§ **Material**
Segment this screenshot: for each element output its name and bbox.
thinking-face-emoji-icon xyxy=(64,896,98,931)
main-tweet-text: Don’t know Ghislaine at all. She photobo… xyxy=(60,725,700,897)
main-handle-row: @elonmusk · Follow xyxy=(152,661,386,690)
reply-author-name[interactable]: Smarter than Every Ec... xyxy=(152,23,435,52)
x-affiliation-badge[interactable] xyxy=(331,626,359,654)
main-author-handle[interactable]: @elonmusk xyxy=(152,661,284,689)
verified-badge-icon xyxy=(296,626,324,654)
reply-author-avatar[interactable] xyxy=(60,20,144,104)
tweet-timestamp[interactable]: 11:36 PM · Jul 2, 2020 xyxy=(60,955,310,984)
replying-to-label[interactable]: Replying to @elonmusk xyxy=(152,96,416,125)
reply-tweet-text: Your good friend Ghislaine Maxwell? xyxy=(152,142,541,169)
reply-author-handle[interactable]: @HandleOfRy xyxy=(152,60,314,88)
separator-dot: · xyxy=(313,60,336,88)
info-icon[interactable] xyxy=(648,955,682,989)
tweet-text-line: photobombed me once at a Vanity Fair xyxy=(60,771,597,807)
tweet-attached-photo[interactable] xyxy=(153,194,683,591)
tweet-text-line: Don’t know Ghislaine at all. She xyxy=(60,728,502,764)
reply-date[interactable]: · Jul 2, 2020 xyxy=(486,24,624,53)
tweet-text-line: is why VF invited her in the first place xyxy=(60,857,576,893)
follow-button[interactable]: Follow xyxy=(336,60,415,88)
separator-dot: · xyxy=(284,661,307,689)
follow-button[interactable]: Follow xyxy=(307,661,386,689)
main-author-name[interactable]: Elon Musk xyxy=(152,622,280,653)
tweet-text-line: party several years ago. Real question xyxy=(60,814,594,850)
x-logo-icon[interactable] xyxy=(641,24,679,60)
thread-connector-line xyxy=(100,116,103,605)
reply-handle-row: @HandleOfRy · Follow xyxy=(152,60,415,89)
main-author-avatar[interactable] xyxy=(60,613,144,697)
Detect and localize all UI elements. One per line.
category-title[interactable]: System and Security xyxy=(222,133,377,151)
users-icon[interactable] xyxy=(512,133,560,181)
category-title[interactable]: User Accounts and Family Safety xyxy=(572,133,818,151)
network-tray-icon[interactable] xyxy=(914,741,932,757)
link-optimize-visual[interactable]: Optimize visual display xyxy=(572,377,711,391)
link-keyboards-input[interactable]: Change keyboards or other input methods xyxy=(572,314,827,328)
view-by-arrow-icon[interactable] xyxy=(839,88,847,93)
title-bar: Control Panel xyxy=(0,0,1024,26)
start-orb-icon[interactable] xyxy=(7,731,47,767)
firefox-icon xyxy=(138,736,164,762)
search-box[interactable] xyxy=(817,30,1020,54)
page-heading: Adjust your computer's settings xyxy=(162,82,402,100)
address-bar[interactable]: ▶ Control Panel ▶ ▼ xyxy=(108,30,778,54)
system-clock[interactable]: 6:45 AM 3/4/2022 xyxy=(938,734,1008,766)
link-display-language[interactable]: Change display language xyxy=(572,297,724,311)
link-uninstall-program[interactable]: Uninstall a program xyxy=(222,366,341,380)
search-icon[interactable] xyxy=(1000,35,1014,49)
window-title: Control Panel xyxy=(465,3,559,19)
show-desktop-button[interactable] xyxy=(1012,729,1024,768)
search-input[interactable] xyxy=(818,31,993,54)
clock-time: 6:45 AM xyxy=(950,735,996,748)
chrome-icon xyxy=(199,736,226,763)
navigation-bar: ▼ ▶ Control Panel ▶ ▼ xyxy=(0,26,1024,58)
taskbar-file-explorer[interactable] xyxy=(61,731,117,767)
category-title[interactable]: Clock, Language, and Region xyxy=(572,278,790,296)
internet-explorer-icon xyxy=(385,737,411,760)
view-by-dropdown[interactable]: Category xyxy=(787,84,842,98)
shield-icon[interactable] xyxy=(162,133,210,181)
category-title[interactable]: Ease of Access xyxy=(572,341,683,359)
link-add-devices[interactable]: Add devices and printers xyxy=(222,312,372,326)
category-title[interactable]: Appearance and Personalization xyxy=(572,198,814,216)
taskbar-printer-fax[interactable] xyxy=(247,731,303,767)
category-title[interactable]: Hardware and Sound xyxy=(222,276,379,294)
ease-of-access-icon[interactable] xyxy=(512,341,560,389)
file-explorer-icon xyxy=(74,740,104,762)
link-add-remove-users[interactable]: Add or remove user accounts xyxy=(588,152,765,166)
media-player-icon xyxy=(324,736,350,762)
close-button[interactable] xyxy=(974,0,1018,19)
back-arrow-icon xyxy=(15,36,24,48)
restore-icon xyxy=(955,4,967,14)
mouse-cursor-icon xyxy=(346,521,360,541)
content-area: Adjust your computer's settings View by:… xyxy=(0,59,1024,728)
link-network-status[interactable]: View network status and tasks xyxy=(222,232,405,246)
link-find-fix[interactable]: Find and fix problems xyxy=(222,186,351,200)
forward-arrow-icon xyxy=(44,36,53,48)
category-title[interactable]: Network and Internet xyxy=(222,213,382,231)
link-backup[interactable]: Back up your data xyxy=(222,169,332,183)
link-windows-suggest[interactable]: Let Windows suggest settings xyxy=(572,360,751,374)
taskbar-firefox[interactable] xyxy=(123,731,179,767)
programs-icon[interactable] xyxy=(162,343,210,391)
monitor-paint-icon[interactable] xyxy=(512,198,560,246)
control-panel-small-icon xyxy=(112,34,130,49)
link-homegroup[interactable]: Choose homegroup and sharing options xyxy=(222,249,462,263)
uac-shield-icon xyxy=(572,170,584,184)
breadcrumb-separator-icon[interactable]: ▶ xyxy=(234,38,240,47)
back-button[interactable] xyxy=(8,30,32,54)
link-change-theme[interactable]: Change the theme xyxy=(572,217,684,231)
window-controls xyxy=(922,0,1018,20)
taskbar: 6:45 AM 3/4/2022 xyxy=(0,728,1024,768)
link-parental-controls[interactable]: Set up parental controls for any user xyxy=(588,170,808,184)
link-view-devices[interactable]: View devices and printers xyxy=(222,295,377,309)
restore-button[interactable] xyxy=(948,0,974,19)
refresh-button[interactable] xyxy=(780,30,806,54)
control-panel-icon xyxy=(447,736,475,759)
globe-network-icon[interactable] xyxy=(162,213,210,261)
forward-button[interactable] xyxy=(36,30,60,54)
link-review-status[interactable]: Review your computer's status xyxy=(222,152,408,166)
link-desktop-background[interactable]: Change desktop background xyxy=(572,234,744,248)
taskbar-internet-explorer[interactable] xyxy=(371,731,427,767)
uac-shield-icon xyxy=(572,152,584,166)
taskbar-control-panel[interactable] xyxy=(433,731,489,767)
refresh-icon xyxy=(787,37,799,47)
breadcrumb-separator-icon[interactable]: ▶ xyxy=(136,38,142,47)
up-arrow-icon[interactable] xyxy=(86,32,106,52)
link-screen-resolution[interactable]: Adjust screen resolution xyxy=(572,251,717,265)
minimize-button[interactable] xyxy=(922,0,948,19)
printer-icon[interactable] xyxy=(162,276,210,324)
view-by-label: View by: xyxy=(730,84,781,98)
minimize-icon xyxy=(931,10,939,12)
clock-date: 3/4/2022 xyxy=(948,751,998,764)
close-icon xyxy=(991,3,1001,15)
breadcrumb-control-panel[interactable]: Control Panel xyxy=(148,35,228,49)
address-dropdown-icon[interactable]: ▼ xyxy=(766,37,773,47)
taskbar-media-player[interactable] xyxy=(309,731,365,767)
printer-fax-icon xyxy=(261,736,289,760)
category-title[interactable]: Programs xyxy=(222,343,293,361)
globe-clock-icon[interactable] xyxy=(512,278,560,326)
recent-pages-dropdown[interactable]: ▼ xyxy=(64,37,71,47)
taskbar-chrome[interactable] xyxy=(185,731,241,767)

§ **Problem requirements**
Please rewrite the lines above, from the first one up to and including the line with "reply-tweet-text: Your good", swapping "Follow" for "Subscribe" and changing nothing else.

§ **Reply**
Segment this screenshot: for each element output its name and bbox.
thinking-face-emoji-icon xyxy=(64,896,98,931)
main-tweet-text: Don’t know Ghislaine at all. She photobo… xyxy=(60,725,700,897)
main-handle-row: @elonmusk · Subscribe xyxy=(152,661,386,690)
reply-author-name[interactable]: Smarter than Every Ec... xyxy=(152,23,435,52)
x-affiliation-badge[interactable] xyxy=(331,626,359,654)
main-author-handle[interactable]: @elonmusk xyxy=(152,661,284,689)
verified-badge-icon xyxy=(296,626,324,654)
reply-author-avatar[interactable] xyxy=(60,20,144,104)
tweet-timestamp[interactable]: 11:36 PM · Jul 2, 2020 xyxy=(60,955,310,984)
replying-to-label[interactable]: Replying to @elonmusk xyxy=(152,96,416,125)
reply-tweet-text: Your good friend Ghislaine Maxwell? xyxy=(152,142,541,169)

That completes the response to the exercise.